[Figure record extracts]
☆ ☆ ☆ ☆ ☆
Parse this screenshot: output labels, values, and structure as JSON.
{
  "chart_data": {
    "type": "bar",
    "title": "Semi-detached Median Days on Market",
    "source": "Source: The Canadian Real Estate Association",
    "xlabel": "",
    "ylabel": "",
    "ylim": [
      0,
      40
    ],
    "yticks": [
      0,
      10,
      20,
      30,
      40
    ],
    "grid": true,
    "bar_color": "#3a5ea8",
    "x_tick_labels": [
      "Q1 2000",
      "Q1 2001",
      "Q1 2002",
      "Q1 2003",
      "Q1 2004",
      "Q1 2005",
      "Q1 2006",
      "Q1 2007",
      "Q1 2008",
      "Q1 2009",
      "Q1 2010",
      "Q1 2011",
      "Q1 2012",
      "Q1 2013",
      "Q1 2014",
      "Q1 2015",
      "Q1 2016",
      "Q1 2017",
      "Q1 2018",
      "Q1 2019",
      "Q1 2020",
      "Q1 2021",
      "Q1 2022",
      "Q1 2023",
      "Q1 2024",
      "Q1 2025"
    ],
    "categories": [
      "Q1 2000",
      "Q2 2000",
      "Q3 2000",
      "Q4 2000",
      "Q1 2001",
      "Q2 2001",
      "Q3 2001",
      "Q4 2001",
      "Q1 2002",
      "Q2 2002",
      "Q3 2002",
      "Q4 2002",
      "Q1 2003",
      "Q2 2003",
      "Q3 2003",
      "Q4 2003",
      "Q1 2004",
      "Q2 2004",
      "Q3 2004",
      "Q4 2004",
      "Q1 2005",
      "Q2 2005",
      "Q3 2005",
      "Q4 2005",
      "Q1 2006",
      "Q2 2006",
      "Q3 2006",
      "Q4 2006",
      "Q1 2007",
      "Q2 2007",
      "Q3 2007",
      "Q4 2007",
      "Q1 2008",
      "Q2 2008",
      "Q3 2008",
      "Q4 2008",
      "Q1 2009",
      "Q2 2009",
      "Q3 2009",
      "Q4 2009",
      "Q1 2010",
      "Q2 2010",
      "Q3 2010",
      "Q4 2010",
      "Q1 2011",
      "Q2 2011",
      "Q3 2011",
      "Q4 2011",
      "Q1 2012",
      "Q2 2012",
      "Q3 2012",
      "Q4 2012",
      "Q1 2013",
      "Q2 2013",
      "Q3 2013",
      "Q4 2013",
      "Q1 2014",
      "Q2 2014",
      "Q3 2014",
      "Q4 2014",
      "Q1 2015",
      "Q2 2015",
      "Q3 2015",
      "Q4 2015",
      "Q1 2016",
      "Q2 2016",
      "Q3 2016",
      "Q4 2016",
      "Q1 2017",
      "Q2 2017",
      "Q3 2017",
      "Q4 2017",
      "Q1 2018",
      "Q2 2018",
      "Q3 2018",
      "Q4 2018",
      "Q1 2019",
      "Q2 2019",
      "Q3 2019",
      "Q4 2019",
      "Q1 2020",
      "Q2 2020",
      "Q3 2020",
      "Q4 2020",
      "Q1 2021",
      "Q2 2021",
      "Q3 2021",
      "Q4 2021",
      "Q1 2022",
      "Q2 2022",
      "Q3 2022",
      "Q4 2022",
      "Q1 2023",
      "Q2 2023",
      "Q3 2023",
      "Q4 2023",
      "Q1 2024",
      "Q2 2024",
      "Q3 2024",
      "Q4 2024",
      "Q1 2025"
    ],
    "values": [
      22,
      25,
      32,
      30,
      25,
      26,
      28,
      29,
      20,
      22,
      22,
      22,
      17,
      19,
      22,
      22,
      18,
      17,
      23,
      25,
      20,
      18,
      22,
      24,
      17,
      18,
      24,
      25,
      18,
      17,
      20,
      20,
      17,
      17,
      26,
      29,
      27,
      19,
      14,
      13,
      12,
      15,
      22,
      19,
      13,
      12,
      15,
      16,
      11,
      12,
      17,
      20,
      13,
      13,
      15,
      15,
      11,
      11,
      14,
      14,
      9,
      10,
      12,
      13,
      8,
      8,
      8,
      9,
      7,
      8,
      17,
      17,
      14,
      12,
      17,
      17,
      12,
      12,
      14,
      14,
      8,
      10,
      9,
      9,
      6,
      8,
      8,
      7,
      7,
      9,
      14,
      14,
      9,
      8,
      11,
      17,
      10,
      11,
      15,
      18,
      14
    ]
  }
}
☆ ☆ ☆ ☆ ☆
> [Work to be completed] Check every line of the data above for the string "values", and copy those that have it.

> [Task result]
Parse this screenshot: output labels, values, and structure as JSON.
    "values": [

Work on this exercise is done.